Every line below that mentions the word "this" should be copied out.
* Begin Stored records *
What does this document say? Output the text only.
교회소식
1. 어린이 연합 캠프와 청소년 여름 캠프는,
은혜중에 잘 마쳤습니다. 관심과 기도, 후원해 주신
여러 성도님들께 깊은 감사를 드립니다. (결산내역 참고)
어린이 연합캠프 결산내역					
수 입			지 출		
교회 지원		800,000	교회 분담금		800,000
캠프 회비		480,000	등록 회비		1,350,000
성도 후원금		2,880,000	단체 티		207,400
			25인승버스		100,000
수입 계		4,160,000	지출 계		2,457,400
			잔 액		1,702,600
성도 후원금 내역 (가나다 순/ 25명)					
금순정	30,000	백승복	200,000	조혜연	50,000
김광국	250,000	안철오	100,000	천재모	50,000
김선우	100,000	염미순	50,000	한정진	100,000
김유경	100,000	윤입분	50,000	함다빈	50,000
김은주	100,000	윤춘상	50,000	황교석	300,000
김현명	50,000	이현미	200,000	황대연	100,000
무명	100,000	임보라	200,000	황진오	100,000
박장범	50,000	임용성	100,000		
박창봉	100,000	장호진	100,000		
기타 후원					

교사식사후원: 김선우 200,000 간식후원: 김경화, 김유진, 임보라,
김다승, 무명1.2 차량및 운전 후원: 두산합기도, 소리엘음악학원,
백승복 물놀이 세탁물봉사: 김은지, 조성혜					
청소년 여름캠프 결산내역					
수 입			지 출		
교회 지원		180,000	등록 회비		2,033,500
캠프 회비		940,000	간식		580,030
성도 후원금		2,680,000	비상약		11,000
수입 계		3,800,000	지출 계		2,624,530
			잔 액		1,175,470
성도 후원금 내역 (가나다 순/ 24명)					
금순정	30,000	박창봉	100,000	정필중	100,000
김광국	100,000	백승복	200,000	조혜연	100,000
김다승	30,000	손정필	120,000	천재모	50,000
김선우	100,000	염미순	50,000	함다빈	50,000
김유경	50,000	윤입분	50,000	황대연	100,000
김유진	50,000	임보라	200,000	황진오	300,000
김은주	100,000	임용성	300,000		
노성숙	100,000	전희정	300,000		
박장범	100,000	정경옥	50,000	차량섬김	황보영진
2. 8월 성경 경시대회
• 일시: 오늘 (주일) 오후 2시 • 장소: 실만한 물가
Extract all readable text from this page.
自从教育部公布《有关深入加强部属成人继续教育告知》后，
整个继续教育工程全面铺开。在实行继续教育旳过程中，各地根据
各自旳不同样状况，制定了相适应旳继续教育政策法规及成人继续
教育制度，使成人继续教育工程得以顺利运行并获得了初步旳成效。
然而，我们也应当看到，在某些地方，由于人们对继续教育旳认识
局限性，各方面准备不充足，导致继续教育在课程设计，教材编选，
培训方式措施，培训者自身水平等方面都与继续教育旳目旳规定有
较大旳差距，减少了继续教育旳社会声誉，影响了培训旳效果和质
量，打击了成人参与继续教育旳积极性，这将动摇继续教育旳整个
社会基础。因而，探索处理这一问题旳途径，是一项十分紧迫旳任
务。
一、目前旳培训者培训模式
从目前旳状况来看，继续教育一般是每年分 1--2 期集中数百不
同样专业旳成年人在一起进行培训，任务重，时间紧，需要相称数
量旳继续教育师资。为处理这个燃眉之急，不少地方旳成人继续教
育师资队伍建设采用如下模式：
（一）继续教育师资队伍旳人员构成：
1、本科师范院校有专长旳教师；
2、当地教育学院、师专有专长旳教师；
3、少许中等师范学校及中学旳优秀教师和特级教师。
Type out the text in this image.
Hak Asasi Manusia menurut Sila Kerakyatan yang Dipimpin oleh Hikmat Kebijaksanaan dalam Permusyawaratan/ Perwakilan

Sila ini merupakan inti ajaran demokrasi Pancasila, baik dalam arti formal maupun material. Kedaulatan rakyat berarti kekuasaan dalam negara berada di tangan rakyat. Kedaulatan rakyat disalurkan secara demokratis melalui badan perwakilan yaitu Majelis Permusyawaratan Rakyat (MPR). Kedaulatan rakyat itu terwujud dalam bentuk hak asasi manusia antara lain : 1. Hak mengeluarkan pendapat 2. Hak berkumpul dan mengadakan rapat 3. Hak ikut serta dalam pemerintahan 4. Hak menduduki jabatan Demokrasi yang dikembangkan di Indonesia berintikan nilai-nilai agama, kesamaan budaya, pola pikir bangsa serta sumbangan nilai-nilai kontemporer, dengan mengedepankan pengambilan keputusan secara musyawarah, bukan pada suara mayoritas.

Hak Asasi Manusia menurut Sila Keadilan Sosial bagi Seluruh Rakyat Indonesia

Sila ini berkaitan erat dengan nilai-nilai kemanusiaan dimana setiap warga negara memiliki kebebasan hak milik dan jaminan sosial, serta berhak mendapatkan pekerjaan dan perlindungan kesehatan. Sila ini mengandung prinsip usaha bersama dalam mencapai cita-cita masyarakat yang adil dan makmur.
* End Stored records *
> **Solution to the problem**
What does this document say? Output the text only.
Extract all readable text from this page.
Type out the text in this image.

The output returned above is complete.